▶ [REQUIRED TASK]: Using the listing below, copy every line that mentions "subtitle".

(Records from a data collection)
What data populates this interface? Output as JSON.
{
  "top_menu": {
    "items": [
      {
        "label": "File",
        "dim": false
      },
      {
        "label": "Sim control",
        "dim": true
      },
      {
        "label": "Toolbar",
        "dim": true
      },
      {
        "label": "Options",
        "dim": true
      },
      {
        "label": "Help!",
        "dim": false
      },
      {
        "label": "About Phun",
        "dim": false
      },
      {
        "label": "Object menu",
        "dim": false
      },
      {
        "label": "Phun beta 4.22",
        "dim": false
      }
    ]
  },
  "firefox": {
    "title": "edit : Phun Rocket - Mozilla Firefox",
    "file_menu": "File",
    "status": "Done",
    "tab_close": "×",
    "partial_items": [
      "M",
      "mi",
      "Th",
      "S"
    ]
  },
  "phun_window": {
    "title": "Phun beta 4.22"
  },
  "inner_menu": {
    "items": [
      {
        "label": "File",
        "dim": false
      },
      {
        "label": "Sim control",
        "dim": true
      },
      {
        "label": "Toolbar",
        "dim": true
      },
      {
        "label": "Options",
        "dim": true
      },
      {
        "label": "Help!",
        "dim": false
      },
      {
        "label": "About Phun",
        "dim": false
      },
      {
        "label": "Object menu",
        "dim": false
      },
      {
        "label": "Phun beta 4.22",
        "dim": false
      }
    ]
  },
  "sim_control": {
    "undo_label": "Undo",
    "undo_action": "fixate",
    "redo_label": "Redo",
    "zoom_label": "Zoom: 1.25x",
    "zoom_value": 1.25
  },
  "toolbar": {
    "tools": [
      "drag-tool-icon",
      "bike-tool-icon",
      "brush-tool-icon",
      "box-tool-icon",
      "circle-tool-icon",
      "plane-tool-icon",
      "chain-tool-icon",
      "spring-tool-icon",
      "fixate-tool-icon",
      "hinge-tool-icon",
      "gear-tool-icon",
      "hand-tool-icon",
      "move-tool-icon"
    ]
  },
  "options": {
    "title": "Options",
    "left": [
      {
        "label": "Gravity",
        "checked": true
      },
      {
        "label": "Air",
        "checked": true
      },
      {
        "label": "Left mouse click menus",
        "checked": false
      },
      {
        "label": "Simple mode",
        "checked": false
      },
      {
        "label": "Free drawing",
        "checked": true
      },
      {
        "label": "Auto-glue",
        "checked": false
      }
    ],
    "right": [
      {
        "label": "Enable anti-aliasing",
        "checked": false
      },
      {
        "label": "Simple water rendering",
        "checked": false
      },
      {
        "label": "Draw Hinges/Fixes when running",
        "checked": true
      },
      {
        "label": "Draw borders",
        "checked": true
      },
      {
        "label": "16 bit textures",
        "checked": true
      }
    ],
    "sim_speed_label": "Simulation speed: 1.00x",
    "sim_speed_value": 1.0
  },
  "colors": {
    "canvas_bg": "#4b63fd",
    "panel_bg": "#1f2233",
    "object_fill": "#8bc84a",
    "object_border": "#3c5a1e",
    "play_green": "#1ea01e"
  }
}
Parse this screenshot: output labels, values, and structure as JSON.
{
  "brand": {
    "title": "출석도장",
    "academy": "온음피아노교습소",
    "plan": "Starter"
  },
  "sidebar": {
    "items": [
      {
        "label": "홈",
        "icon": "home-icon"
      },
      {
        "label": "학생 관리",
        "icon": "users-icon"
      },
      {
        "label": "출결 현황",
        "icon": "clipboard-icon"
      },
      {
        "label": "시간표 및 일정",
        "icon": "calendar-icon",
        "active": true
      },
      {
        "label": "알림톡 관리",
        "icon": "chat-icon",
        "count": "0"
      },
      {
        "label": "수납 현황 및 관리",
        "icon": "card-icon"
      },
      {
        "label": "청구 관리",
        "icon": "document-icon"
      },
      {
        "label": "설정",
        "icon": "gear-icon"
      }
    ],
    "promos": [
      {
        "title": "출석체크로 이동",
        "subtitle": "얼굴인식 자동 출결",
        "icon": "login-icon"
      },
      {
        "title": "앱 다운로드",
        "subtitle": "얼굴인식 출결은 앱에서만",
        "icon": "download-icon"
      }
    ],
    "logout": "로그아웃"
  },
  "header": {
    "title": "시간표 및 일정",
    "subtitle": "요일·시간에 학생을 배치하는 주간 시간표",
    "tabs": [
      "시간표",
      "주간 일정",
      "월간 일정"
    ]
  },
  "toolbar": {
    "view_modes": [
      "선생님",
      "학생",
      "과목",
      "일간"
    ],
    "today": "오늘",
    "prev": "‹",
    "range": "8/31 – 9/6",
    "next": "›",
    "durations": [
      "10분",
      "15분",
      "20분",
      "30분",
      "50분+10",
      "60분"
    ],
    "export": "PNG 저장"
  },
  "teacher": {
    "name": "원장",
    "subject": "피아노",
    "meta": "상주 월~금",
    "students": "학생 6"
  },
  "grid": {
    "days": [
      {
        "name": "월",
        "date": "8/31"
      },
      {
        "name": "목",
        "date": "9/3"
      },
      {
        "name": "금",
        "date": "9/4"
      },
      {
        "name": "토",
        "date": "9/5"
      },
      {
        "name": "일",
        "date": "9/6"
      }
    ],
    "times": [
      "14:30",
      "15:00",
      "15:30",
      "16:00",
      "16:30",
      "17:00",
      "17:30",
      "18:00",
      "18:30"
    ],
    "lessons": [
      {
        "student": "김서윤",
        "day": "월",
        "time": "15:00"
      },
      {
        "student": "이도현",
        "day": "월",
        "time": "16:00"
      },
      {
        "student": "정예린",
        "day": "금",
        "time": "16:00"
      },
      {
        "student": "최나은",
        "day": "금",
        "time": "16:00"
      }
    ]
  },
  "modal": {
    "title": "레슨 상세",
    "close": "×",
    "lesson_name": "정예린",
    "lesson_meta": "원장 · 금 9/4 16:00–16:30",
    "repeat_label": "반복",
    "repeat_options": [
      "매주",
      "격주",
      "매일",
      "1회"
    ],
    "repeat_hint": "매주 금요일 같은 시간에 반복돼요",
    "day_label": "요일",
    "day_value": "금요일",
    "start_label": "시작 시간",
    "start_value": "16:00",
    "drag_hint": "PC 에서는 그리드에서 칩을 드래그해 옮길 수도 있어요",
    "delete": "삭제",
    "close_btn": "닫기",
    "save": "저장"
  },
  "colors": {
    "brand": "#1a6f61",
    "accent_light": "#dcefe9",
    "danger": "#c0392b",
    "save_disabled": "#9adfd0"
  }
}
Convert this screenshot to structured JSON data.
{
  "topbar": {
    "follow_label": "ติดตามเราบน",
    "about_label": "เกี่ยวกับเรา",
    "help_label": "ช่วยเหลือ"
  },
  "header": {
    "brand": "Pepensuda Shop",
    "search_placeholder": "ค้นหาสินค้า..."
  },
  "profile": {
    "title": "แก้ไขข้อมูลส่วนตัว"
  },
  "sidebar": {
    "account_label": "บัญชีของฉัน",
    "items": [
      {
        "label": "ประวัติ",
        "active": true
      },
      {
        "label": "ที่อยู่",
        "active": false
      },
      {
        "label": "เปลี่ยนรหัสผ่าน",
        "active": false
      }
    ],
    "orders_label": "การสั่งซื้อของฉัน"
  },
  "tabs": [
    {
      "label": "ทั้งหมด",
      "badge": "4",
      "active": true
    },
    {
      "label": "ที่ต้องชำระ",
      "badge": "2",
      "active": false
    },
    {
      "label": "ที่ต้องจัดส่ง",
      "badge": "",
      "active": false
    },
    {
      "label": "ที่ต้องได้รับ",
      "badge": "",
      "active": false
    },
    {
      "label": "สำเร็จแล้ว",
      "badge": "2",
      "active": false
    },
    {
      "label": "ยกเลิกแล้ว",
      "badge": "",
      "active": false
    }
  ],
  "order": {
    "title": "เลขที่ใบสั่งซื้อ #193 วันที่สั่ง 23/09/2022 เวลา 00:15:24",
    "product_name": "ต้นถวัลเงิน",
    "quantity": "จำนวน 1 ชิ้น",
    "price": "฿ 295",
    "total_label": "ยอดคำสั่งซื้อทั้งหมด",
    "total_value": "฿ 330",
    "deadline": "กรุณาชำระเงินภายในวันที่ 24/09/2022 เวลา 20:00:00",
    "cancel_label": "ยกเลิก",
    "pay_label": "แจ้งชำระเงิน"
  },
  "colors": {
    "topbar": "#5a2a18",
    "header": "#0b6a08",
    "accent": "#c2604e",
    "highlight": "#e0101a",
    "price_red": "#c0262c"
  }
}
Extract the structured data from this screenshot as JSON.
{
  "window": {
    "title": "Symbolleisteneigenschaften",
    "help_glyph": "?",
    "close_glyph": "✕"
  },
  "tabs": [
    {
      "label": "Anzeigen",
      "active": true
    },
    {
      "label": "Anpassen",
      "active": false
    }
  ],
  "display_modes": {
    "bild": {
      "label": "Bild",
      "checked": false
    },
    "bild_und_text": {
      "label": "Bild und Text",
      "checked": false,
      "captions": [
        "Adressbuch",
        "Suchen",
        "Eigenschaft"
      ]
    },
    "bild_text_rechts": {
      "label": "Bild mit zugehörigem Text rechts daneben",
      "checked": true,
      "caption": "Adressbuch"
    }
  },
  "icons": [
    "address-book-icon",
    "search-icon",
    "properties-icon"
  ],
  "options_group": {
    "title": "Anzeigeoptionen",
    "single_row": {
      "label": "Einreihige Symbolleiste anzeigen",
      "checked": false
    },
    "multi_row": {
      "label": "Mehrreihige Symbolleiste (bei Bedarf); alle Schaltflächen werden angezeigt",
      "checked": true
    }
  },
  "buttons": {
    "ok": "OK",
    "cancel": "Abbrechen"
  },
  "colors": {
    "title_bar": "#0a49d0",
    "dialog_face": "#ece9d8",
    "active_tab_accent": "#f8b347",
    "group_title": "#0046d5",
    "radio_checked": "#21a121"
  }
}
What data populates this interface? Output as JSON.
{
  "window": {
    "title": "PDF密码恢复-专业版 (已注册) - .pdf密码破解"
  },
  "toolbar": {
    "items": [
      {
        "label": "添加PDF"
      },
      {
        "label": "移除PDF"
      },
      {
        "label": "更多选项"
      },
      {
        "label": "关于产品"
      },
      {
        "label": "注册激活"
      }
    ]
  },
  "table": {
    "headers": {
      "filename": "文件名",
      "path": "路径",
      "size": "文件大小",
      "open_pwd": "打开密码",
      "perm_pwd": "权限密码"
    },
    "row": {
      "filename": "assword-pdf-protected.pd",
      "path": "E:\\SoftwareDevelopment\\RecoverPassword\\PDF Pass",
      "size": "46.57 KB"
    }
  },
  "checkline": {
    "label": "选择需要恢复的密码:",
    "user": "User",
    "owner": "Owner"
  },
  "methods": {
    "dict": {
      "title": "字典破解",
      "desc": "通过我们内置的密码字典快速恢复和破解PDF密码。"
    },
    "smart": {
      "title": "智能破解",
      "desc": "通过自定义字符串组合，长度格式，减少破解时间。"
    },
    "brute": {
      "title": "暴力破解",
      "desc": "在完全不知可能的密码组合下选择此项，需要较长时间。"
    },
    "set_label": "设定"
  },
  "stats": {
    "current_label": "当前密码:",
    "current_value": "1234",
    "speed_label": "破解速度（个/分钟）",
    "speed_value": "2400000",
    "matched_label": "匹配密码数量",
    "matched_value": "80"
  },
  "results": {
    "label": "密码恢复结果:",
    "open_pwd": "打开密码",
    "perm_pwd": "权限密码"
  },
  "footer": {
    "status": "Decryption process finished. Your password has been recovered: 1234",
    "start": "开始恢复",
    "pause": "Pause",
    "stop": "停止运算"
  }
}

▶ [WRITTEN ANSWER]:
        "subtitle": "얼굴인식 자동 출결",
        "subtitle": "얼굴인식 출결은 앱에서만",
    "subtitle": "요일·시간에 학생을 배치하는 주간 시간표",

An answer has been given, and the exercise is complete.